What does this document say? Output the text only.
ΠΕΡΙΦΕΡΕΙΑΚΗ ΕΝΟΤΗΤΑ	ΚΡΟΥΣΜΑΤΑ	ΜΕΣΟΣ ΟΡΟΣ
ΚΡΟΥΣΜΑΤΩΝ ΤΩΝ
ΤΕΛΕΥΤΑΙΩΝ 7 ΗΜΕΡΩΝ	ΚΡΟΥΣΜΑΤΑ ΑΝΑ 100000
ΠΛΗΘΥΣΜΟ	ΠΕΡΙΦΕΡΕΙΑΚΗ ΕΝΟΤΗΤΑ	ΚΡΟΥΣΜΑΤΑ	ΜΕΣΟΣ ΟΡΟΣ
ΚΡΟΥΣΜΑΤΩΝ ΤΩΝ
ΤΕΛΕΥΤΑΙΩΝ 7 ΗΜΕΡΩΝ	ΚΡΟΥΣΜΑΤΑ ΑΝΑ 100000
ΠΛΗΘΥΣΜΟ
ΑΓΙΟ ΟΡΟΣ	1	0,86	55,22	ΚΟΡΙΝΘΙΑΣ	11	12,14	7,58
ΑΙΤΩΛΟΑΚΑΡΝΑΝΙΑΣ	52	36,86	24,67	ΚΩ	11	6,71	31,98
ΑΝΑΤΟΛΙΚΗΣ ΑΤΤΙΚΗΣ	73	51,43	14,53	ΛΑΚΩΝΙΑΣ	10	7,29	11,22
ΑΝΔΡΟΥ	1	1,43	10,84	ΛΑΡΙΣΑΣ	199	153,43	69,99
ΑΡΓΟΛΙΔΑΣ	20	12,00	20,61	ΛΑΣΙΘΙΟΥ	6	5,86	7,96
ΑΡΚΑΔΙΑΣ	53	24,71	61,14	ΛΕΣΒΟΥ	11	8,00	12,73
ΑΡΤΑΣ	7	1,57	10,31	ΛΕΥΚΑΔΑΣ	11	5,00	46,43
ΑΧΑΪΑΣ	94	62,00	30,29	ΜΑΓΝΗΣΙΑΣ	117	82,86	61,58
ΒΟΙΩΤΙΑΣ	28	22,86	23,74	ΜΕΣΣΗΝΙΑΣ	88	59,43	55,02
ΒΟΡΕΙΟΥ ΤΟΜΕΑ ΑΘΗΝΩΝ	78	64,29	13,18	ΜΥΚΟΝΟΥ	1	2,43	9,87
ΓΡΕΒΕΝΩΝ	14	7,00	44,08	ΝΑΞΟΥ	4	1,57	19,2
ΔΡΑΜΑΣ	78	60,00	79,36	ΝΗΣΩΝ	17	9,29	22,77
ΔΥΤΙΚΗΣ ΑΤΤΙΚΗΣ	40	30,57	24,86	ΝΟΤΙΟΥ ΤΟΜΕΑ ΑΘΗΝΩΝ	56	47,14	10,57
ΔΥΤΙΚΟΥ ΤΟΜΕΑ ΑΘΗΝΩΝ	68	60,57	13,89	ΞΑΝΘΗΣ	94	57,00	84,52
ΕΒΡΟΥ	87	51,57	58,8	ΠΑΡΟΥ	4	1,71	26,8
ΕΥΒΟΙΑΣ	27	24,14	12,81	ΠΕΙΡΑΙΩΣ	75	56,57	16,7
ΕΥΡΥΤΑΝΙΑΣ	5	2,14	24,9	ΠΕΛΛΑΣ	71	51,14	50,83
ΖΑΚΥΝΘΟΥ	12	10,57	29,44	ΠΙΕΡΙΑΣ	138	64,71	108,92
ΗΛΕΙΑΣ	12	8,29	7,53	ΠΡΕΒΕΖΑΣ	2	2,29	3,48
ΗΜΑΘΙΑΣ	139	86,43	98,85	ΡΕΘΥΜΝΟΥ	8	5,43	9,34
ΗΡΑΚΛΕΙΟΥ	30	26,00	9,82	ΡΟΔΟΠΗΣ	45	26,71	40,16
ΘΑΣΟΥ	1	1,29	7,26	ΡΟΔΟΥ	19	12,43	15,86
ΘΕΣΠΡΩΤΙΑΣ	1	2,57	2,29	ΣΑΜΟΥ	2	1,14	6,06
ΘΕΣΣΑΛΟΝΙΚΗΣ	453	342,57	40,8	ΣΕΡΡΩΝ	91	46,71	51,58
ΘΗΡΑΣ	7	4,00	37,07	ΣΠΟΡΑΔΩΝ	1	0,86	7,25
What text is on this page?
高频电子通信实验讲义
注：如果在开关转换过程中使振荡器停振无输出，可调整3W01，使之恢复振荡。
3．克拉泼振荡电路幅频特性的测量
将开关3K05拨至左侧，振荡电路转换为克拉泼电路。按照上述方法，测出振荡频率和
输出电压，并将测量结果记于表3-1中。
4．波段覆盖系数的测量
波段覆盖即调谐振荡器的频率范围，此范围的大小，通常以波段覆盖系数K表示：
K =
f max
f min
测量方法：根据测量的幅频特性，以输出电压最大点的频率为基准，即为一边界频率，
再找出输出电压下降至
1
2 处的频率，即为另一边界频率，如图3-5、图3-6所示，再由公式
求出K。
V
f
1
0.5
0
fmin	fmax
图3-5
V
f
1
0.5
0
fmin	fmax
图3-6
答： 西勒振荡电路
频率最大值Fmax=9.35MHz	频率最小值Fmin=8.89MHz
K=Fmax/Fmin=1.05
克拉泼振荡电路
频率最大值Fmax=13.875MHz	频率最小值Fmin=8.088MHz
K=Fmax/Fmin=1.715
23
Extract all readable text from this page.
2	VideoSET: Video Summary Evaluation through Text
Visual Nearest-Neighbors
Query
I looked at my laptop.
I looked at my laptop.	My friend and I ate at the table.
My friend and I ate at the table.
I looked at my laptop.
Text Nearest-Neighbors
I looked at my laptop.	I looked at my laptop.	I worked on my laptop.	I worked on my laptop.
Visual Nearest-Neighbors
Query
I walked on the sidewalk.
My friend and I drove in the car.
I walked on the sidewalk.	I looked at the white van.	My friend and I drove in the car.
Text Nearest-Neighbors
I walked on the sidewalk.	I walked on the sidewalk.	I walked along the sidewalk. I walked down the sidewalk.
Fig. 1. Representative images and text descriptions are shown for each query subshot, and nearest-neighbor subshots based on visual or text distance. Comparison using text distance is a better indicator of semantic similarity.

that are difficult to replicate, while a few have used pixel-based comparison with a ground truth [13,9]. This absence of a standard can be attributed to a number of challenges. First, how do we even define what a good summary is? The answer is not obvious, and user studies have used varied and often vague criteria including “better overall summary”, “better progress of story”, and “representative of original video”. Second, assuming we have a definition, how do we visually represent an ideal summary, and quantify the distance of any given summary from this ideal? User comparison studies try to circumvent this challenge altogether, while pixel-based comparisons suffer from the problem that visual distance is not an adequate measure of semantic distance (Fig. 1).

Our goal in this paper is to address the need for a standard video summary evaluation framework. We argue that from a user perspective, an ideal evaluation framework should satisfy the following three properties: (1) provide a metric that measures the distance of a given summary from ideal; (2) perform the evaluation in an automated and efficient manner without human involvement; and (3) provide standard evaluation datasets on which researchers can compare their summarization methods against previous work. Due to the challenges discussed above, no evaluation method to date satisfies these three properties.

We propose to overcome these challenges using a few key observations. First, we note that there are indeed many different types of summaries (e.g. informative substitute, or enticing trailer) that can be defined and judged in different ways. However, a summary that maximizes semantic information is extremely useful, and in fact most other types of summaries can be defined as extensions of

Your instructions
Tally the lines holding the string "ΕΝΟΤΗΤΑ" and give only the count.

Solution for this task
2